# EXERCISE:
How many lines in the records below hold the string "qalqonsimon"? Answer with the number alone.

# THE RECORDS:
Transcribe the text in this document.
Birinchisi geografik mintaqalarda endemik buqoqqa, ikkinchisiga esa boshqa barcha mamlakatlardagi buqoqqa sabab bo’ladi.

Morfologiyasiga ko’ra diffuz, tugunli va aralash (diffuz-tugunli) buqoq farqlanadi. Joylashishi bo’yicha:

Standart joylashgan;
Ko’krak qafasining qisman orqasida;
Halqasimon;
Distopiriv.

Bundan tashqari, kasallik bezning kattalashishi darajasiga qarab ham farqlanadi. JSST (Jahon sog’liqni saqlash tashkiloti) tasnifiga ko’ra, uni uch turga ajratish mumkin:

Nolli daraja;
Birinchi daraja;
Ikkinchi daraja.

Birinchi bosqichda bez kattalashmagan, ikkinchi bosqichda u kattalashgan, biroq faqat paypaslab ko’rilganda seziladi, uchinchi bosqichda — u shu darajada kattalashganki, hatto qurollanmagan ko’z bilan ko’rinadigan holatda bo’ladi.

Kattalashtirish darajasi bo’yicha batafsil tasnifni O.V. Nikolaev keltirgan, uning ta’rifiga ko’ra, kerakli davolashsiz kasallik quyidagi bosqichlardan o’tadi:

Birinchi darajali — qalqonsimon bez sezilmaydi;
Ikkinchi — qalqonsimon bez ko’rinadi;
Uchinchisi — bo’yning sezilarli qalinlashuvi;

# REPLY:
2